### [EXERCISE REQUIREMENTS]
Transcribe all records exactly.

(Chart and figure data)
(begin)
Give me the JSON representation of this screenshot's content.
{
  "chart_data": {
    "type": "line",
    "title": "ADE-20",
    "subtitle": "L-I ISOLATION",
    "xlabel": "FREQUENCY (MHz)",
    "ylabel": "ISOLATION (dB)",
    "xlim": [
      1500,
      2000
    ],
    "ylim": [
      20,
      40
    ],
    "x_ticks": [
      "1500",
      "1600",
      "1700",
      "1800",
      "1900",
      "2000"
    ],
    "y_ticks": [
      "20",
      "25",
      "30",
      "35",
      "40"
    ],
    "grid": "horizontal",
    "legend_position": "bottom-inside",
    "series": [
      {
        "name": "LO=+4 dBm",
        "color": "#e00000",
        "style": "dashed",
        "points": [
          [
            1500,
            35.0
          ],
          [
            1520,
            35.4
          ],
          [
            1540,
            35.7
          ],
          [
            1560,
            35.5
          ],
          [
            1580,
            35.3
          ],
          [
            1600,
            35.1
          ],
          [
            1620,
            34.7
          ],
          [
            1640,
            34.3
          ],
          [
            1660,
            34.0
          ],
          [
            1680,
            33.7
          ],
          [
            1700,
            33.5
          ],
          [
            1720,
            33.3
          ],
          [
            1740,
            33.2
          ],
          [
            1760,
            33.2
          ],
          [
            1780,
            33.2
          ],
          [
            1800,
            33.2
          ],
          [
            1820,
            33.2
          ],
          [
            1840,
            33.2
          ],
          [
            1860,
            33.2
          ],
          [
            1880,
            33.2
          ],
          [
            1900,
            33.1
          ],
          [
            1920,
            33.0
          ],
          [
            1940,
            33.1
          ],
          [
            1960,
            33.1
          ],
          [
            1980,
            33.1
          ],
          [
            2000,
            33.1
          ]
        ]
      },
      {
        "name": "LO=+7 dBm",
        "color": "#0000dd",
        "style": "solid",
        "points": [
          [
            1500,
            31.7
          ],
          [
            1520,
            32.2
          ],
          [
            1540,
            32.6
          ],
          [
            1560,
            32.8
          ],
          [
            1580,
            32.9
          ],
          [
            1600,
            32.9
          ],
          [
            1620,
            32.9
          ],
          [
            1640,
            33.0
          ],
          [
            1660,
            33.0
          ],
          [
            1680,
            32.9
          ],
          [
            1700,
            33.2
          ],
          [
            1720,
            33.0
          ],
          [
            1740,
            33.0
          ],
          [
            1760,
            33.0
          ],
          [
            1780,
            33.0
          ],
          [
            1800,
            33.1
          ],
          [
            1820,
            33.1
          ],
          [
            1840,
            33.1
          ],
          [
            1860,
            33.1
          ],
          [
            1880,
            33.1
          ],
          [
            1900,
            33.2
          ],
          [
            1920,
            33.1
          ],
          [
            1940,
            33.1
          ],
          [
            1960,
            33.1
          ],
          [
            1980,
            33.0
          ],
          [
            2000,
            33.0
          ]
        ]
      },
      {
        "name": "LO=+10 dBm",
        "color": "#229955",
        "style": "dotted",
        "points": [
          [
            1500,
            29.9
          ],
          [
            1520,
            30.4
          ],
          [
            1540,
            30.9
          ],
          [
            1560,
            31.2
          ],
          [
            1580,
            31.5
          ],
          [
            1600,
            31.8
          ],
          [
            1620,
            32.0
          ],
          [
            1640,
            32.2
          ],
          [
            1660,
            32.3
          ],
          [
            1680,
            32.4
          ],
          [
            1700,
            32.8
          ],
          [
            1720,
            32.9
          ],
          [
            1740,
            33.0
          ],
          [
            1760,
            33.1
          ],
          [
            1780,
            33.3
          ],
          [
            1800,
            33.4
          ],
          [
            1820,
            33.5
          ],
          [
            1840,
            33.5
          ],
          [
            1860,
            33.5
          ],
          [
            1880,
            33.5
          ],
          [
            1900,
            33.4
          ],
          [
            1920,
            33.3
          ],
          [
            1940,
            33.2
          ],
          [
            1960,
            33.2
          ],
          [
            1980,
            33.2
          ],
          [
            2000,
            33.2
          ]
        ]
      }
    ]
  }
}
(end)
### [FULL SOLUTION]
Give me the JSON representation of this screenshot's content.
{
  "chart_data": {
    "type": "line",
    "title": "ADE-20",
    "subtitle": "L-I ISOLATION",
    "xlabel": "FREQUENCY (MHz)",
    "ylabel": "ISOLATION (dB)",
    "xlim": [
      1500,
      2000
    ],
    "ylim": [
      20,
      40
    ],
    "x_ticks": [
      "1500",
      "1600",
      "1700",
      "1800",
      "1900",
      "2000"
    ],
    "y_ticks": [
      "20",
      "25",
      "30",
      "35",
      "40"
    ],
    "grid": "horizontal",
    "legend_position": "bottom-inside",
    "series": [
      {
        "name": "LO=+4 dBm",
        "color": "#e00000",
        "style": "dashed",
        "points": [
          [
            1500,
            35.0
          ],
          [
            1520,
            35.4
          ],
          [
            1540,
            35.7
          ],
          [
            1560,
            35.5
          ],
          [
            1580,
            35.3
          ],
          [
            1600,
            35.1
          ],
          [
            1620,
            34.7
          ],
          [
            1640,
            34.3
          ],
          [
            1660,
            34.0
          ],
          [
            1680,
            33.7
          ],
          [
            1700,
            33.5
          ],
          [
            1720,
            33.3
          ],
          [
            1740,
            33.2
          ],
          [
            1760,
            33.2
          ],
          [
            1780,
            33.2
          ],
          [
            1800,
            33.2
          ],
          [
            1820,
            33.2
          ],
          [
            1840,
            33.2
          ],
          [
            1860,
            33.2
          ],
          [
            1880,
            33.2
          ],
          [
            1900,
            33.1
          ],
          [
            1920,
            33.0
          ],
          [
            1940,
            33.1
          ],
          [
            1960,
            33.1
          ],
          [
            1980,
            33.1
          ],
          [
            2000,
            33.1
          ]
        ]
      },
      {
        "name": "LO=+7 dBm",
        "color": "#0000dd",
        "style": "solid",
        "points": [
          [
            1500,
            31.7
          ],
          [
            1520,
            32.2
          ],
          [
            1540,
            32.6
          ],
          [
            1560,
            32.8
          ],
          [
            1580,
            32.9
          ],
          [
            1600,
            32.9
          ],
          [
            1620,
            32.9
          ],
          [
            1640,
            33.0
          ],
          [
            1660,
            33.0
          ],
          [
            1680,
            32.9
          ],
          [
            1700,
            33.2
          ],
          [
            1720,
            33.0
          ],
          [
            1740,
            33.0
          ],
          [
            1760,
            33.0
          ],
          [
            1780,
            33.0
          ],
          [
            1800,
            33.1
          ],
          [
            1820,
            33.1
          ],
          [
            1840,
            33.1
          ],
          [
            1860,
            33.1
          ],
          [
            1880,
            33.1
          ],
          [
            1900,
            33.2
          ],
          [
            1920,
            33.1
          ],
          [
            1940,
            33.1
          ],
          [
            1960,
            33.1
          ],
          [
            1980,
            33.0
          ],
          [
            2000,
            33.0
          ]
        ]
      },
      {
        "name": "LO=+10 dBm",
        "color": "#229955",
        "style": "dotted",
        "points": [
          [
            1500,
            29.9
          ],
          [
            1520,
            30.4
          ],
          [
            1540,
            30.9
          ],
          [
            1560,
            31.2
          ],
          [
            1580,
            31.5
          ],
          [
            1600,
            31.8
          ],
          [
            1620,
            32.0
          ],
          [
            1640,
            32.2
          ],
          [
            1660,
            32.3
          ],
          [
            1680,
            32.4
          ],
          [
            1700,
            32.8
          ],
          [
            1720,
            32.9
          ],
          [
            1740,
            33.0
          ],
          [
            1760,
            33.1
          ],
          [
            1780,
            33.3
          ],
          [
            1800,
            33.4
          ],
          [
            1820,
            33.5
          ],
          [
            1840,
            33.5
          ],
          [
            1860,
            33.5
          ],
          [
            1880,
            33.5
          ],
          [
            1900,
            33.4
          ],
          [
            1920,
            33.3
          ],
          [
            1940,
            33.2
          ],
          [
            1960,
            33.2
          ],
          [
            1980,
            33.2
          ],
          [
            2000,
            33.2
          ]
        ]
      }
    ]
  }
}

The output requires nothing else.